• _SUPPLIED INFORMATION_

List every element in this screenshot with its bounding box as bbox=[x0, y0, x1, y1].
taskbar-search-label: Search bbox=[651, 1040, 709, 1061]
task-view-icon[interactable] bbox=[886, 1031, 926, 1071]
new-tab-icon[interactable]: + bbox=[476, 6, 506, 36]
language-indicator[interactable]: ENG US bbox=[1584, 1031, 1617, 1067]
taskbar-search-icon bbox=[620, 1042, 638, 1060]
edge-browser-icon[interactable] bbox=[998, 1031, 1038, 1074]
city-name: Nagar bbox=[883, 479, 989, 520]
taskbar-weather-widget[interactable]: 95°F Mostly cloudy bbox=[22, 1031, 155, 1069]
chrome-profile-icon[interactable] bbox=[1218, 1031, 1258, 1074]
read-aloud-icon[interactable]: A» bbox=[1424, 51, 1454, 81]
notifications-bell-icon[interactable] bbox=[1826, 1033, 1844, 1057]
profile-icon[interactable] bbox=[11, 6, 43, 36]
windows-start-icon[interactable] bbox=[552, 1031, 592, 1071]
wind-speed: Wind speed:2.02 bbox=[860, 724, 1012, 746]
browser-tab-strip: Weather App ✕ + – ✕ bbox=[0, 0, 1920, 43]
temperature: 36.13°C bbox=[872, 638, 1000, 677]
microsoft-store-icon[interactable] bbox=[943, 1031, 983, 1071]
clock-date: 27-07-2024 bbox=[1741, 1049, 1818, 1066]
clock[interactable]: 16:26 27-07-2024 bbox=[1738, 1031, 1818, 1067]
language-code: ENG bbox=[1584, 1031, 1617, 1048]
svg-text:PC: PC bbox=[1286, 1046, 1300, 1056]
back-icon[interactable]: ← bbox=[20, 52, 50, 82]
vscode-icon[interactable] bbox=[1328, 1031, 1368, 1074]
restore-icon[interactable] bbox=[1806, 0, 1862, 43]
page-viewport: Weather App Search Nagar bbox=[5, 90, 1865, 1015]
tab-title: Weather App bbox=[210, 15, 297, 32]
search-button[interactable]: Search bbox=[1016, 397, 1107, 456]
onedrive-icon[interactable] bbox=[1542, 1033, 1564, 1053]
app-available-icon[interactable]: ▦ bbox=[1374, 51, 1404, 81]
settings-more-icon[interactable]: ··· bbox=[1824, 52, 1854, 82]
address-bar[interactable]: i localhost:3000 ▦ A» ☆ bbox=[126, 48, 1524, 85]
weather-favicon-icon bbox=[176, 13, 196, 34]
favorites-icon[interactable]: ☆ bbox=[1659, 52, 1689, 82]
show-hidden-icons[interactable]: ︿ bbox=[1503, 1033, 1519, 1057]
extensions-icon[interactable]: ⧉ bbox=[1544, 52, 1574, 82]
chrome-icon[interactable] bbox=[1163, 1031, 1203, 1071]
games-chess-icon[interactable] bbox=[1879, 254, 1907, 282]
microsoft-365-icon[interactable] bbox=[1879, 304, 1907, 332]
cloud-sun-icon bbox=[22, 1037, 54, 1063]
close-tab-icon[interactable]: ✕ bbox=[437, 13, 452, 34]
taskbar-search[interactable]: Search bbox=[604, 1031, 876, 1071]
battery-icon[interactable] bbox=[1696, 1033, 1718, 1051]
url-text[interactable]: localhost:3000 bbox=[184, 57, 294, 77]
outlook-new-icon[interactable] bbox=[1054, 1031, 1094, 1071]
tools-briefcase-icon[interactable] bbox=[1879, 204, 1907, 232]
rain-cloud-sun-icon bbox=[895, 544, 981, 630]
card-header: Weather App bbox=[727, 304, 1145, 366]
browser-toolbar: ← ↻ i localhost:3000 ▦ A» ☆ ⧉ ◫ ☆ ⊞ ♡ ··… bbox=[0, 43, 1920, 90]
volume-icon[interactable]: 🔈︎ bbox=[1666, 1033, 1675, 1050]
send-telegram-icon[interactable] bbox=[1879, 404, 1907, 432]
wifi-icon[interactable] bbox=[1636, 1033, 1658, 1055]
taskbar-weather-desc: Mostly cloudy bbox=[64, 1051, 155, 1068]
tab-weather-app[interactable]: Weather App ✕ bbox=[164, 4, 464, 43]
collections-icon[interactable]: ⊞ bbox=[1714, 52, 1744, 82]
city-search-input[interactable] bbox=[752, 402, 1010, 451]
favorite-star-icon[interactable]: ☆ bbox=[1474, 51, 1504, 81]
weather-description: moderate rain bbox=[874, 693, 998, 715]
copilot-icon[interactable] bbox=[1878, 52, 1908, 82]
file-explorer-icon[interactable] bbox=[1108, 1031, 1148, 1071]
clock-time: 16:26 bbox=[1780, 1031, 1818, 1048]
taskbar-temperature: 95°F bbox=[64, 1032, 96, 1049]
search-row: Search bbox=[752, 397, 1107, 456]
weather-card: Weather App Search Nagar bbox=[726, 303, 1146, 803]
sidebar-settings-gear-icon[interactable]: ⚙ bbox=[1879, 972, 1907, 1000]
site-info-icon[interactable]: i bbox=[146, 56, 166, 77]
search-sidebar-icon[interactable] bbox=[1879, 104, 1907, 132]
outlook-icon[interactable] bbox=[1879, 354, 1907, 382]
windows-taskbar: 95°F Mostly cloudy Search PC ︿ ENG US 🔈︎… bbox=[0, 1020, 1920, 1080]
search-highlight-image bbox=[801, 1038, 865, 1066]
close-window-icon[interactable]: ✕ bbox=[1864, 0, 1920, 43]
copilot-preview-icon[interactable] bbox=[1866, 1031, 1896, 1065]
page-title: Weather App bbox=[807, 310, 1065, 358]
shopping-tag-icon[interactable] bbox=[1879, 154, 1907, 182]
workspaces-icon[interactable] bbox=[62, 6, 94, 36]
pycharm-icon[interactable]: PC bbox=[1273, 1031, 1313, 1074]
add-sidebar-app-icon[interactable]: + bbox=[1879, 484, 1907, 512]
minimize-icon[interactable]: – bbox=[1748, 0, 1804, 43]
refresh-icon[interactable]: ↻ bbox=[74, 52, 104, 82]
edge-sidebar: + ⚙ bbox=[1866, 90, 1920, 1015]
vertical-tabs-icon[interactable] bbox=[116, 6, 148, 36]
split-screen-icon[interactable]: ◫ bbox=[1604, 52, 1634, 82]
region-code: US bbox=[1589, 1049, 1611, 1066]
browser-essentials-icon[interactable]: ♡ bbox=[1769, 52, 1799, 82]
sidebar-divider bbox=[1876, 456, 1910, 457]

• _WRITTEN PROBLEM_
Reproduce the material above line for line, without any changes.

• _SOLUTION TO THIS TASK_
List every element in this screenshot with its bounding box as bbox=[x0, y0, x1, y1].
taskbar-search-label: Search bbox=[651, 1040, 709, 1061]
task-view-icon[interactable] bbox=[886, 1031, 926, 1071]
new-tab-icon[interactable]: + bbox=[476, 6, 506, 36]
language-indicator[interactable]: ENG US bbox=[1584, 1031, 1617, 1067]
taskbar-search-icon bbox=[620, 1042, 638, 1060]
edge-browser-icon[interactable] bbox=[998, 1031, 1038, 1074]
city-name: Nagar bbox=[883, 479, 989, 520]
taskbar-weather-widget[interactable]: 95°F Mostly cloudy bbox=[22, 1031, 155, 1069]
chrome-profile-icon[interactable] bbox=[1218, 1031, 1258, 1074]
read-aloud-icon[interactable]: A» bbox=[1424, 51, 1454, 81]
notifications-bell-icon[interactable] bbox=[1826, 1033, 1844, 1057]
profile-icon[interactable] bbox=[11, 6, 43, 36]
windows-start-icon[interactable] bbox=[552, 1031, 592, 1071]
wind-speed: Wind speed:2.02 bbox=[860, 724, 1012, 746]
browser-tab-strip: Weather App ✕ + – ✕ bbox=[0, 0, 1920, 43]
temperature: 36.13°C bbox=[872, 638, 1000, 677]
microsoft-store-icon[interactable] bbox=[943, 1031, 983, 1071]
clock-date: 27-07-2024 bbox=[1741, 1049, 1818, 1066]
clock[interactable]: 16:26 27-07-2024 bbox=[1738, 1031, 1818, 1067]
language-code: ENG bbox=[1584, 1031, 1617, 1048]
svg-text:PC: PC bbox=[1286, 1046, 1300, 1056]
back-icon[interactable]: ← bbox=[20, 52, 50, 82]
vscode-icon[interactable] bbox=[1328, 1031, 1368, 1074]
restore-icon[interactable] bbox=[1806, 0, 1862, 43]
page-viewport: Weather App Search Nagar bbox=[5, 90, 1865, 1015]
tab-title: Weather App bbox=[210, 15, 297, 32]
search-button[interactable]: Search bbox=[1016, 397, 1107, 456]
onedrive-icon[interactable] bbox=[1542, 1033, 1564, 1053]
app-available-icon[interactable]: ▦ bbox=[1374, 51, 1404, 81]
settings-more-icon[interactable]: ··· bbox=[1824, 52, 1854, 82]
address-bar[interactable]: i localhost:3000 ▦ A» ☆ bbox=[126, 48, 1524, 85]
weather-favicon-icon bbox=[176, 13, 196, 34]
favorites-icon[interactable]: ☆ bbox=[1659, 52, 1689, 82]
show-hidden-icons[interactable]: ︿ bbox=[1503, 1033, 1519, 1057]
extensions-icon[interactable]: ⧉ bbox=[1544, 52, 1574, 82]
chrome-icon[interactable] bbox=[1163, 1031, 1203, 1071]
games-chess-icon[interactable] bbox=[1879, 254, 1907, 282]
microsoft-365-icon[interactable] bbox=[1879, 304, 1907, 332]
cloud-sun-icon bbox=[22, 1037, 54, 1063]
close-tab-icon[interactable]: ✕ bbox=[437, 13, 452, 34]
taskbar-search[interactable]: Search bbox=[604, 1031, 876, 1071]
battery-icon[interactable] bbox=[1696, 1033, 1718, 1051]
url-text[interactable]: localhost:3000 bbox=[184, 57, 294, 77]
outlook-new-icon[interactable] bbox=[1054, 1031, 1094, 1071]
tools-briefcase-icon[interactable] bbox=[1879, 204, 1907, 232]
rain-cloud-sun-icon bbox=[895, 544, 981, 630]
card-header: Weather App bbox=[727, 304, 1145, 366]
browser-toolbar: ← ↻ i localhost:3000 ▦ A» ☆ ⧉ ◫ ☆ ⊞ ♡ ··… bbox=[0, 43, 1920, 90]
volume-icon[interactable]: 🔈︎ bbox=[1666, 1033, 1675, 1050]
send-telegram-icon[interactable] bbox=[1879, 404, 1907, 432]
wifi-icon[interactable] bbox=[1636, 1033, 1658, 1055]
taskbar-weather-desc: Mostly cloudy bbox=[64, 1051, 155, 1068]
tab-weather-app[interactable]: Weather App ✕ bbox=[164, 4, 464, 43]
collections-icon[interactable]: ⊞ bbox=[1714, 52, 1744, 82]
city-search-input[interactable] bbox=[752, 402, 1010, 451]
favorite-star-icon[interactable]: ☆ bbox=[1474, 51, 1504, 81]
weather-description: moderate rain bbox=[874, 693, 998, 715]
copilot-icon[interactable] bbox=[1878, 52, 1908, 82]
file-explorer-icon[interactable] bbox=[1108, 1031, 1148, 1071]
clock-time: 16:26 bbox=[1780, 1031, 1818, 1048]
taskbar-temperature: 95°F bbox=[64, 1032, 96, 1049]
search-row: Search bbox=[752, 397, 1107, 456]
weather-card: Weather App Search Nagar bbox=[726, 303, 1146, 803]
sidebar-settings-gear-icon[interactable]: ⚙ bbox=[1879, 972, 1907, 1000]
site-info-icon[interactable]: i bbox=[146, 56, 166, 77]
search-sidebar-icon[interactable] bbox=[1879, 104, 1907, 132]
outlook-icon[interactable] bbox=[1879, 354, 1907, 382]
windows-taskbar: 95°F Mostly cloudy Search PC ︿ ENG US 🔈︎… bbox=[0, 1020, 1920, 1080]
search-highlight-image bbox=[801, 1038, 865, 1066]
close-window-icon[interactable]: ✕ bbox=[1864, 0, 1920, 43]
copilot-preview-icon[interactable] bbox=[1866, 1031, 1896, 1065]
page-title: Weather App bbox=[807, 310, 1065, 358]
shopping-tag-icon[interactable] bbox=[1879, 154, 1907, 182]
workspaces-icon[interactable] bbox=[62, 6, 94, 36]
pycharm-icon[interactable]: PC bbox=[1273, 1031, 1313, 1074]
add-sidebar-app-icon[interactable]: + bbox=[1879, 484, 1907, 512]
minimize-icon[interactable]: – bbox=[1748, 0, 1804, 43]
refresh-icon[interactable]: ↻ bbox=[74, 52, 104, 82]
edge-sidebar: + ⚙ bbox=[1866, 90, 1920, 1015]
vertical-tabs-icon[interactable] bbox=[116, 6, 148, 36]
split-screen-icon[interactable]: ◫ bbox=[1604, 52, 1634, 82]
region-code: US bbox=[1589, 1049, 1611, 1066]
browser-essentials-icon[interactable]: ♡ bbox=[1769, 52, 1799, 82]
sidebar-divider bbox=[1876, 456, 1910, 457]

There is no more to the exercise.